*** Records for the exercise ***

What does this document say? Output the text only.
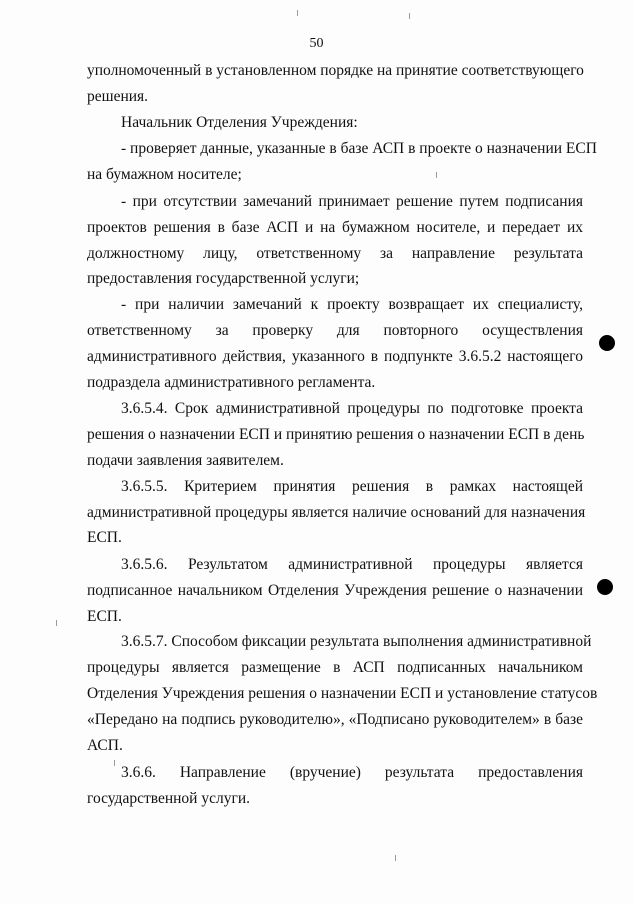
50
уполномоченный в установленном порядке на принятие соответствующего
решения.
Начальник Отделения Учреждения:
- проверяет данные, указанные в базе АСП в проекте о назначении ЕСП
на бумажном носителе;
- при отсутствии замечаний принимает решение путем подписания
проектов решения в базе АСП и на бумажном носителе, и передает их
должностному лицу, ответственному за направление результата
предоставления государственной услуги;
- при наличии замечаний к проекту возвращает их специалисту,
ответственному за проверку для повторного осуществления
административного действия, указанного в подпункте 3.6.5.2 настоящего
подраздела административного регламента.
3.6.5.4. Срок административной процедуры по подготовке проекта
решения о назначении ЕСП и принятию решения о назначении ЕСП в день
подачи заявления заявителем.
3.6.5.5. Критерием принятия решения в рамках настоящей
административной процедуры является наличие оснований для назначения
ЕСП.
3.6.5.6. Результатом административной процедуры является
подписанное начальником Отделения Учреждения решение о назначении
ЕСП.
3.6.5.7. Способом фиксации результата выполнения административной
процедуры является размещение в АСП подписанных начальником
Отделения Учреждения решения о назначении ЕСП и установление статусов
«Передано на подпись руководителю», «Подписано руководителем» в базе
АСП.
3.6.6. Направление (вручение) результата предоставления
государственной услуги.
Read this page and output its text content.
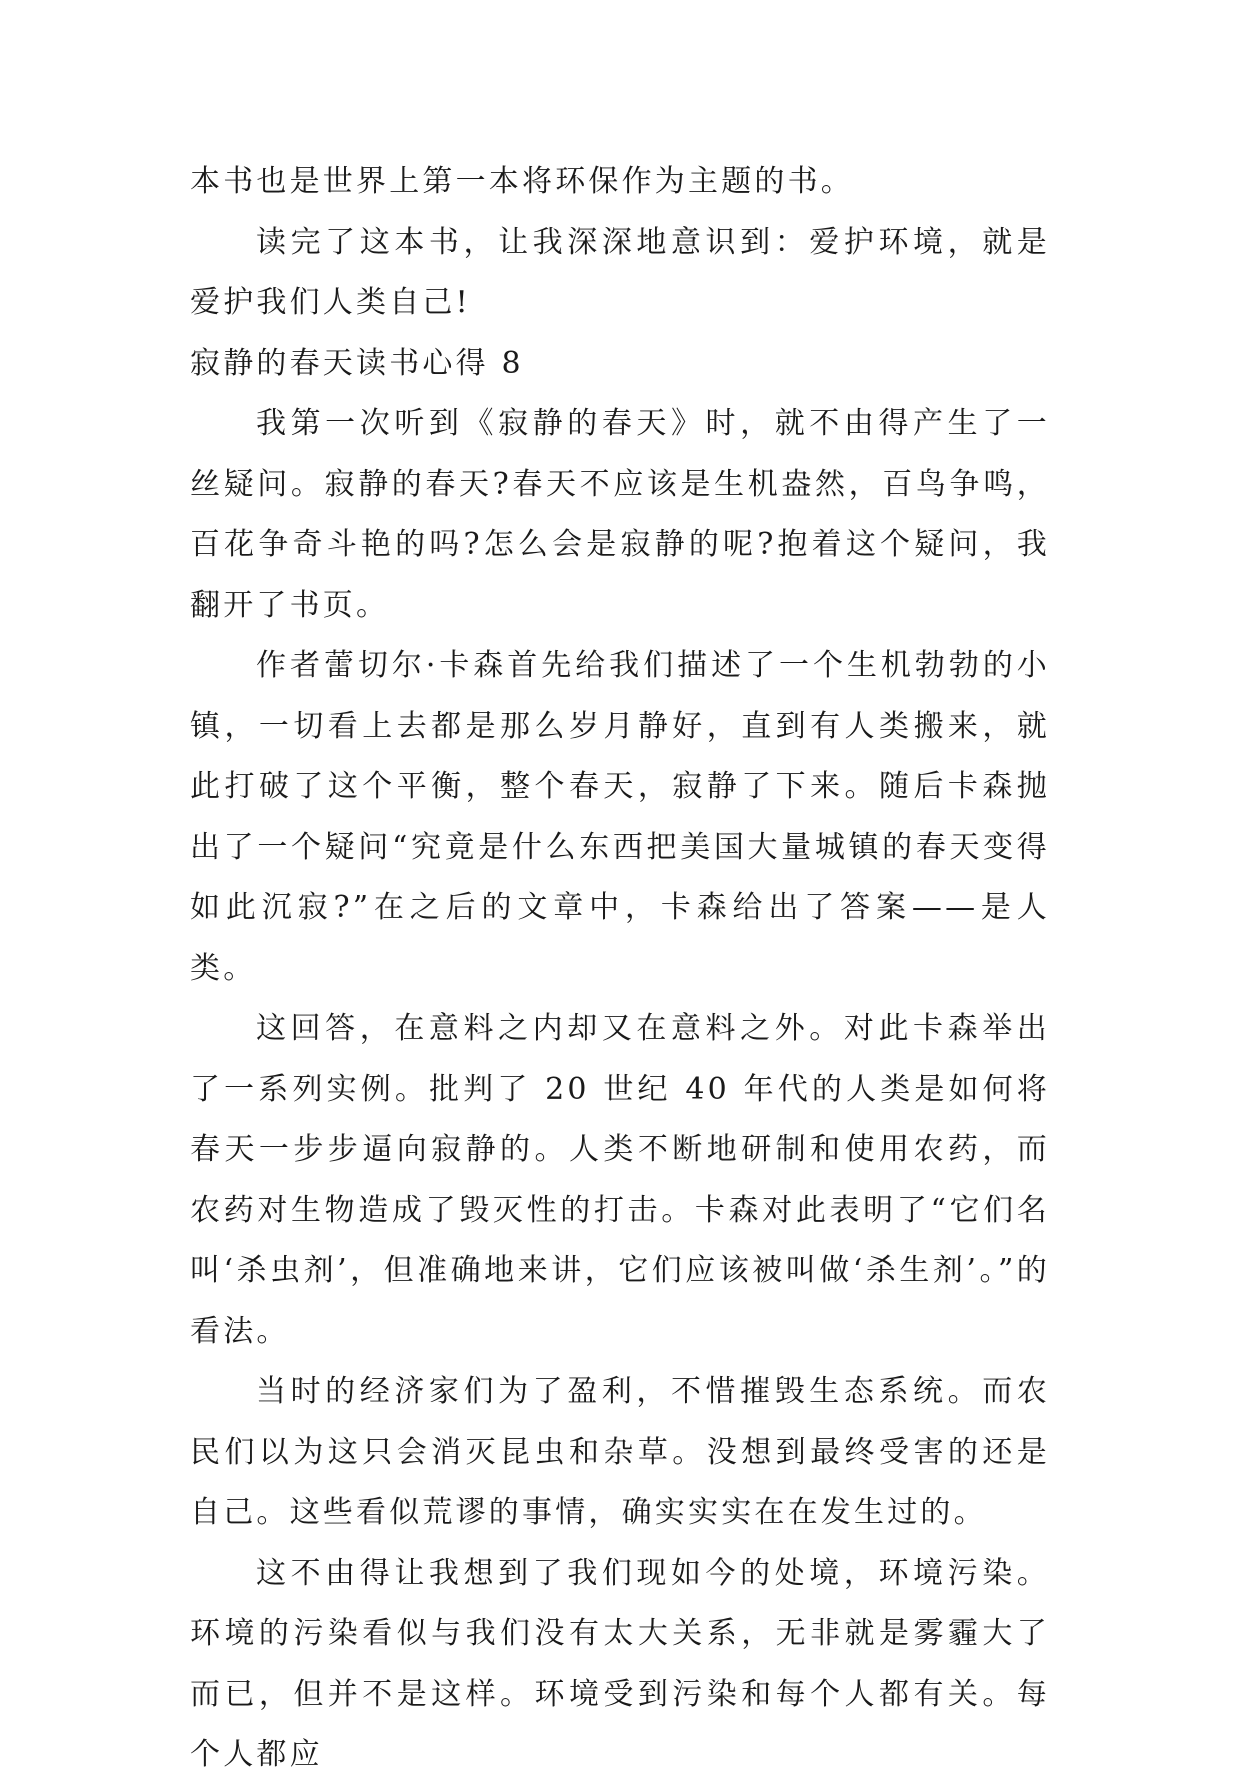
本书也是世界上第一本将环保作为主题的书。

读完了这本书，让我深深地意识到：爱护环境，就是爱护我们人类自己!

寂静的春天读书心得 8

我第一次听到《寂静的春天》时，就不由得产生了一丝疑问。寂静的春天?春天不应该是生机盎然，百鸟争鸣，百花争奇斗艳的吗?怎么会是寂静的呢?抱着这个疑问，我翻开了书页。

作者蕾切尔·卡森首先给我们描述了一个生机勃勃的小镇，一切看上去都是那么岁月静好，直到有人类搬来，就此打破了这个平衡，整个春天，寂静了下来。随后卡森抛出了一个疑问“究竟是什么东西把美国大量城镇的春天变得如此沉寂?”在之后的文章中，卡森给出了答案——是人类。

这回答，在意料之内却又在意料之外。对此卡森举出了一系列实例。批判了 20 世纪 40 年代的人类是如何将春天一步步逼向寂静的。人类不断地研制和使用农药，而农药对生物造成了毁灭性的打击。卡森对此表明了“它们名叫‘杀虫剂’，但准确地来讲，它们应该被叫做‘杀生剂’。”的看法。

当时的经济家们为了盈利，不惜摧毁生态系统。而农民们以为这只会消灭昆虫和杂草。没想到最终受害的还是自己。这些看似荒谬的事情，确实实实在在发生过的。

这不由得让我想到了我们现如今的处境，环境污染。环境的污染看似与我们没有太大关系，无非就是雾霾大了而已，但并不是这样。环境受到污染和每个人都有关。每个人都应
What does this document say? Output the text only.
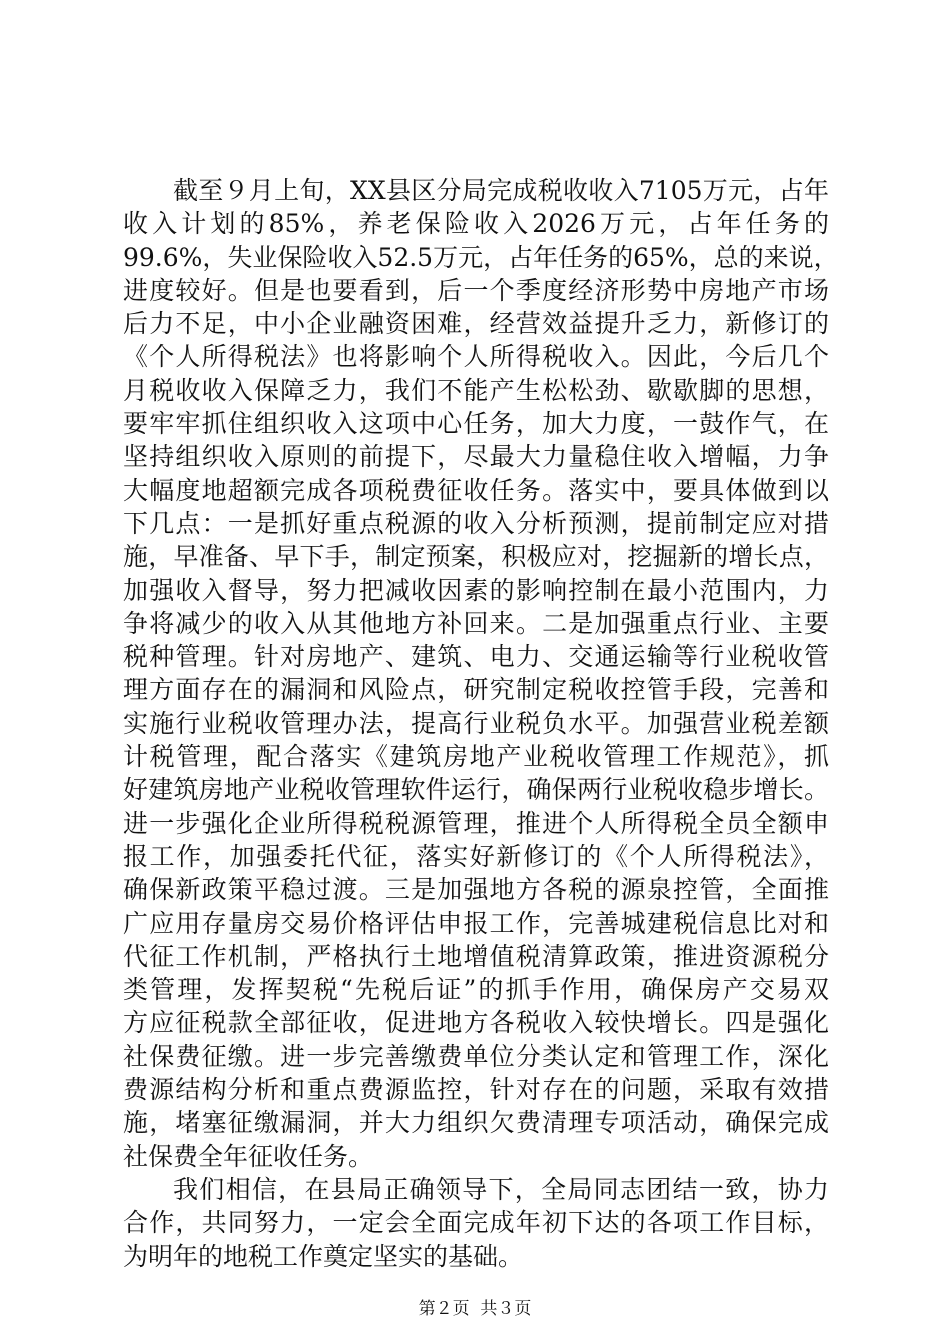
截至９月上旬，XX县区分局完成税收收入7105万元，占年
收入计划的85%，养老保险收入2026万元，占年任务的
99.6%，失业保险收入52.5万元，占年任务的65%，总的来说，
进度较好。但是也要看到，后一个季度经济形势中房地产市场
后力不足，中小企业融资困难，经营效益提升乏力，新修订的
《个人所得税法》也将影响个人所得税收入。因此，今后几个
月税收收入保障乏力，我们不能产生松松劲、歇歇脚的思想，
要牢牢抓住组织收入这项中心任务，加大力度，一鼓作气，在
坚持组织收入原则的前提下，尽最大力量稳住收入增幅，力争
大幅度地超额完成各项税费征收任务。落实中，要具体做到以
下几点：一是抓好重点税源的收入分析预测，提前制定应对措
施，早准备、早下手，制定预案，积极应对，挖掘新的增长点，
加强收入督导，努力把减收因素的影响控制在最小范围内，力
争将减少的收入从其他地方补回来。二是加强重点行业、主要
税种管理。针对房地产、建筑、电力、交通运输等行业税收管
理方面存在的漏洞和风险点，研究制定税收控管手段，完善和
实施行业税收管理办法，提高行业税负水平。加强营业税差额
计税管理，配合落实《建筑房地产业税收管理工作规范》，抓
好建筑房地产业税收管理软件运行，确保两行业税收稳步增长。
进一步强化企业所得税税源管理，推进个人所得税全员全额申
报工作，加强委托代征，落实好新修订的《个人所得税法》，
确保新政策平稳过渡。三是加强地方各税的源泉控管，全面推
广应用存量房交易价格评估申报工作，完善城建税信息比对和
代征工作机制，严格执行土地增值税清算政策，推进资源税分
类管理，发挥契税“先税后证”的抓手作用，确保房产交易双
方应征税款全部征收，促进地方各税收入较快增长。四是强化
社保费征缴。进一步完善缴费单位分类认定和管理工作，深化
费源结构分析和重点费源监控，针对存在的问题，采取有效措
施，堵塞征缴漏洞，并大力组织欠费清理专项活动，确保完成
社保费全年征收任务。
我们相信，在县局正确领导下，全局同志团结一致，协力
合作，共同努力，一定会全面完成年初下达的各项工作目标，
为明年的地税工作奠定坚实的基础。
第２页 共３页
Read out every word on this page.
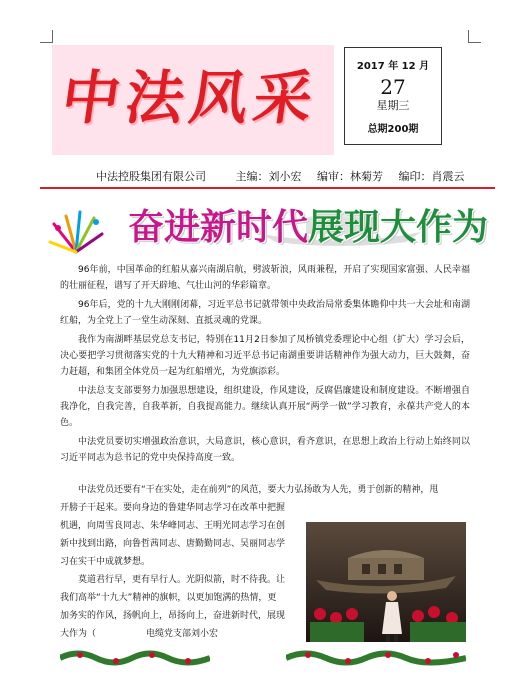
中法风采	2017 年 12 月
27
星期三
总期200期
中法控股集团有限公司	主编：刘小宏 编审：林菊芳 编印：肖震云
奋进新时代 展现大作为

96年前，中国革命的红船从嘉兴南湖启航，劈波斩浪，风雨兼程，开启了实现国家富强、人民幸福的壮丽征程，谱写了开天辟地、气壮山河的华彩篇章。

96年后，党的十九大刚刚闭幕，习近平总书记就带领中央政治局常委集体瞻仰中共一大会址和南湖红船，为全党上了一堂生动深刻、直抵灵魂的党课。

我作为南湖畔基层党总支书记，特别在11月2日参加了凤桥镇党委理论中心组（扩大）学习会后，决心要把学习贯彻落实党的十九大精神和习近平总书记南湖重要讲话精神作为强大动力，巨大鼓舞，奋力赶超，和集团全体党员一起为红船增光，为党旗添彩。

中法总支支部要努力加强思想建设，组织建设，作风建设，反腐倡廉建设和制度建设。不断增强自我净化，自我完善，自我革新，自我提高能力。继续认真开展“两学一做”学习教育，永葆共产党人的本色。

中法党员要切实增强政治意识，大局意识，核心意识，看齐意识，在思想上政治上行动上始终同以习近平同志为总书记的党中央保持高度一致。

中法党员还要有“干在实处，走在前列”的风范，要大力弘扬敢为人先，勇于创新的精神，甩
开膀子干起来。要向身边的鲁建华同志学习在改革中把握
机遇，向周雪良同志、朱华峰同志、王明光同志学习在创
新中找到出路，向鲁哲茜同志、唐勤勤同志、吴丽同志学
习在实干中成就梦想。
莫道君行早，更有早行人。光阴似箭，时不待我。让
我们高举“十九大”精神的旗帜，以更加饱满的热情，更
加务实的作风，扬帆向上，昂扬向上，奋进新时代，展现
大作为（	电缆党支部刘小宏
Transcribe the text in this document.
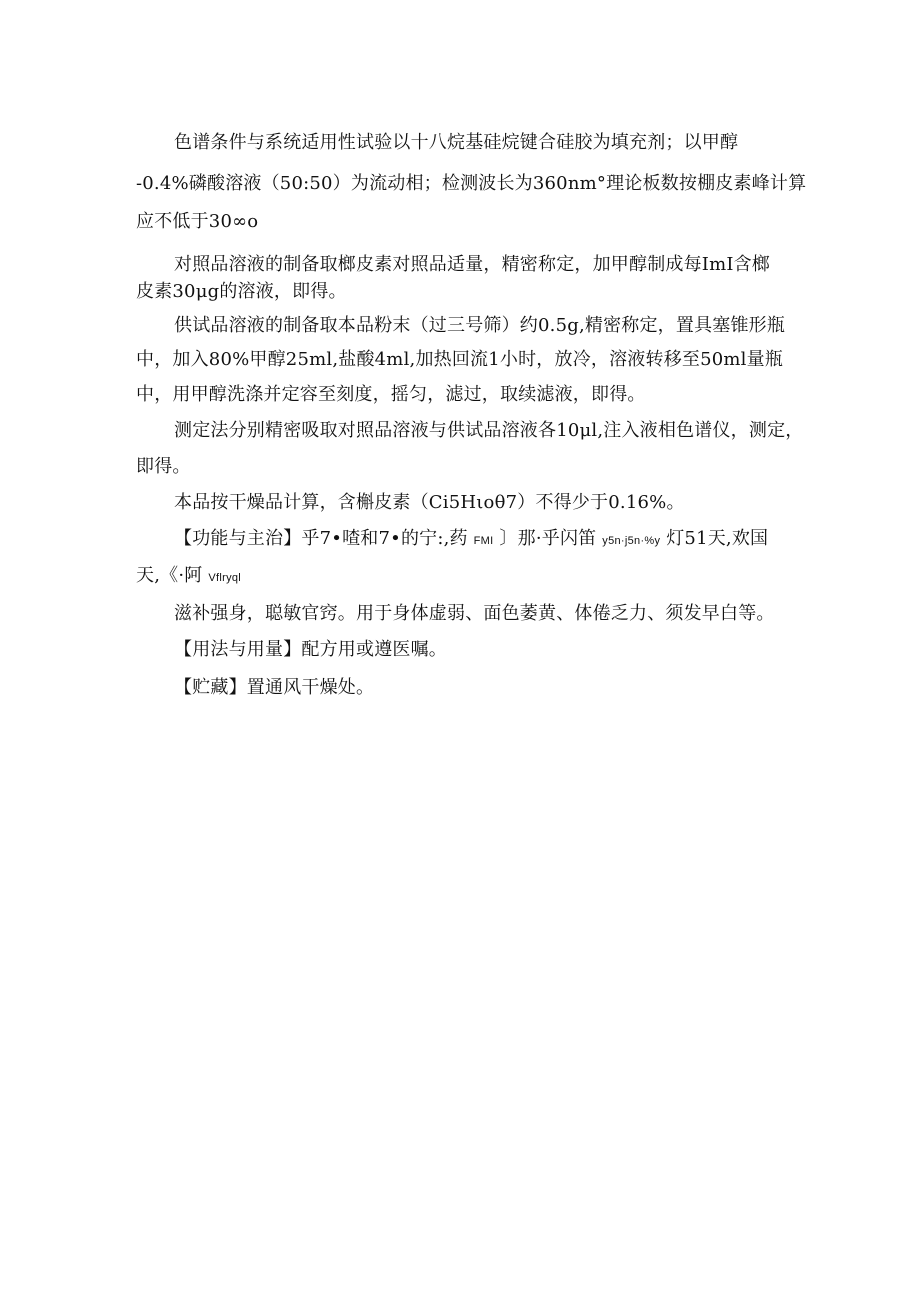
色谱条件与系统适用性试验以十八烷基硅烷键合硅胶为填充剂；以甲醇
-0.4%磷酸溶液（50:50）为流动相；检测波长为360nm°理论板数按棚皮素峰计算
应不低于30∞o
对照品溶液的制备取榔皮素对照品适量，精密称定，加甲醇制成每ImI含榔
皮素30μg的溶液，即得。
供试品溶液的制备取本品粉末（过三号筛）约0.5g,精密称定，置具塞锥形瓶
中，加入80%甲醇25ml,盐酸4ml,加热回流1小时，放冷，溶液转移至50ml量瓶
中，用甲醇洗涤并定容至刻度，摇匀，滤过，取续滤液，即得。
测定法分别精密吸取对照品溶液与供试品溶液各10μl,注入液相色谱仪，测定，
即得。
本品按干燥品计算，含槲皮素（Ci5Hιoθ7）不得少于0.16%。
【功能与主治】乎7•喳和7•的宁:,药 FMI 〕那·乎闪笛 y5n·j5n·%y 灯51天,欢国
天,《·阿 Vflryql
滋补强身，聪敏官窍。用于身体虚弱、面色萎黄、体倦乏力、须发早白等。
【用法与用量】配方用或遵医嘱。
【贮藏】置通风干燥处。
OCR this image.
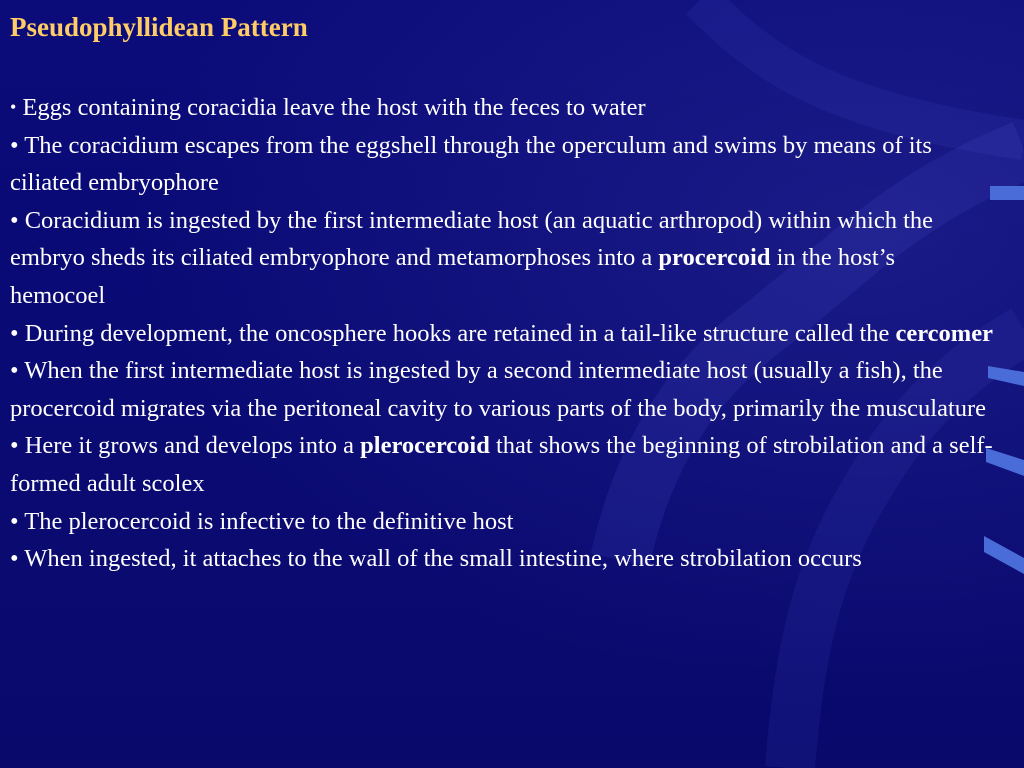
Pseudophyllidean Pattern
• Eggs containing coracidia leave the host with the feces to water
• The coracidium escapes from the eggshell through the operculum and swims by means of its ciliated embryophore
• Coracidium is ingested by the first intermediate host (an aquatic arthropod) within which the embryo sheds its ciliated embryophore and metamorphoses into a procercoid in the host’s hemocoel
• During development, the oncosphere hooks are retained in a tail-like structure called the cercomer
• When the first intermediate host is ingested by a second intermediate host (usually a fish), the procercoid migrates via the peritoneal cavity to various parts of the body, primarily the musculature
• Here it grows and develops into a plerocercoid that shows the beginning of strobilation and a self-formed adult scolex
• The plerocercoid is infective to the definitive host
• When ingested, it attaches to the wall of the small intestine, where strobilation occurs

***

Exercise task:
List each line holding the string "государственной".

Written answer:
предоставления государственной услуги;
государственной услуги.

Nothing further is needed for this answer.